— START SUPPLIED ENTRIES —
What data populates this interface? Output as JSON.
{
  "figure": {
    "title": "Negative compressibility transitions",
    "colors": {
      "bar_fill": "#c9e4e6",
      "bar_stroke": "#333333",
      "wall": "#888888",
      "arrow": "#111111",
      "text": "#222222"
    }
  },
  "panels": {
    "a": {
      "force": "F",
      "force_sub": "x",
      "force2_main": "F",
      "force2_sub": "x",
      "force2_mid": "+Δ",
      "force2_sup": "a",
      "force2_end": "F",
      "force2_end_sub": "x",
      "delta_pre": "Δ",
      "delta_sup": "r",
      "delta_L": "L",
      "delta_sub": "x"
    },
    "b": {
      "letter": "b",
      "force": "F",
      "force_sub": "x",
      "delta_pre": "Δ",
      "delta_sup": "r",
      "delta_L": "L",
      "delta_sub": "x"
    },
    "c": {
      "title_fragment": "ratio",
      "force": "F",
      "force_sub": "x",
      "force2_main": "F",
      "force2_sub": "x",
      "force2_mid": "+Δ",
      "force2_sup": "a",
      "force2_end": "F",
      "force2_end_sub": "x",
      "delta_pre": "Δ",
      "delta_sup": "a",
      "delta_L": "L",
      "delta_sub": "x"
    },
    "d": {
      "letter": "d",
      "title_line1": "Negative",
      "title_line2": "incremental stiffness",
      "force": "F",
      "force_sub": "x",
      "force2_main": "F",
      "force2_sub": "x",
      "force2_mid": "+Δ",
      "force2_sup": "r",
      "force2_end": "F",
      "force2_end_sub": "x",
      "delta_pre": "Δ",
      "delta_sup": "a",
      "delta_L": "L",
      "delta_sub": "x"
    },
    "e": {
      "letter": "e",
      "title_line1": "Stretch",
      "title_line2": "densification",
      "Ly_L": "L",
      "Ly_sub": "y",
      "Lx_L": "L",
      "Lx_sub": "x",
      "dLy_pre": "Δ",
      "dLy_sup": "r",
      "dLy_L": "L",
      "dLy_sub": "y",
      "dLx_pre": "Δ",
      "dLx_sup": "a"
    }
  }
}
— END SUPPLIED ENTRIES —
# [WHAT IS EXPECTED]
Write out all the data again, exactly as it appears.

# [RESULT OF THE TASK]
What data populates this interface? Output as JSON.
{
  "figure": {
    "title": "Negative compressibility transitions",
    "colors": {
      "bar_fill": "#c9e4e6",
      "bar_stroke": "#333333",
      "wall": "#888888",
      "arrow": "#111111",
      "text": "#222222"
    }
  },
  "panels": {
    "a": {
      "force": "F",
      "force_sub": "x",
      "force2_main": "F",
      "force2_sub": "x",
      "force2_mid": "+Δ",
      "force2_sup": "a",
      "force2_end": "F",
      "force2_end_sub": "x",
      "delta_pre": "Δ",
      "delta_sup": "r",
      "delta_L": "L",
      "delta_sub": "x"
    },
    "b": {
      "letter": "b",
      "force": "F",
      "force_sub": "x",
      "delta_pre": "Δ",
      "delta_sup": "r",
      "delta_L": "L",
      "delta_sub": "x"
    },
    "c": {
      "title_fragment": "ratio",
      "force": "F",
      "force_sub": "x",
      "force2_main": "F",
      "force2_sub": "x",
      "force2_mid": "+Δ",
      "force2_sup": "a",
      "force2_end": "F",
      "force2_end_sub": "x",
      "delta_pre": "Δ",
      "delta_sup": "a",
      "delta_L": "L",
      "delta_sub": "x"
    },
    "d": {
      "letter": "d",
      "title_line1": "Negative",
      "title_line2": "incremental stiffness",
      "force": "F",
      "force_sub": "x",
      "force2_main": "F",
      "force2_sub": "x",
      "force2_mid": "+Δ",
      "force2_sup": "r",
      "force2_end": "F",
      "force2_end_sub": "x",
      "delta_pre": "Δ",
      "delta_sup": "a",
      "delta_L": "L",
      "delta_sub": "x"
    },
    "e": {
      "letter": "e",
      "title_line1": "Stretch",
      "title_line2": "densification",
      "Ly_L": "L",
      "Ly_sub": "y",
      "Lx_L": "L",
      "Lx_sub": "x",
      "dLy_pre": "Δ",
      "dLy_sup": "r",
      "dLy_L": "L",
      "dLy_sub": "y",
      "dLx_pre": "Δ",
      "dLx_sup": "a"
    }
  }
}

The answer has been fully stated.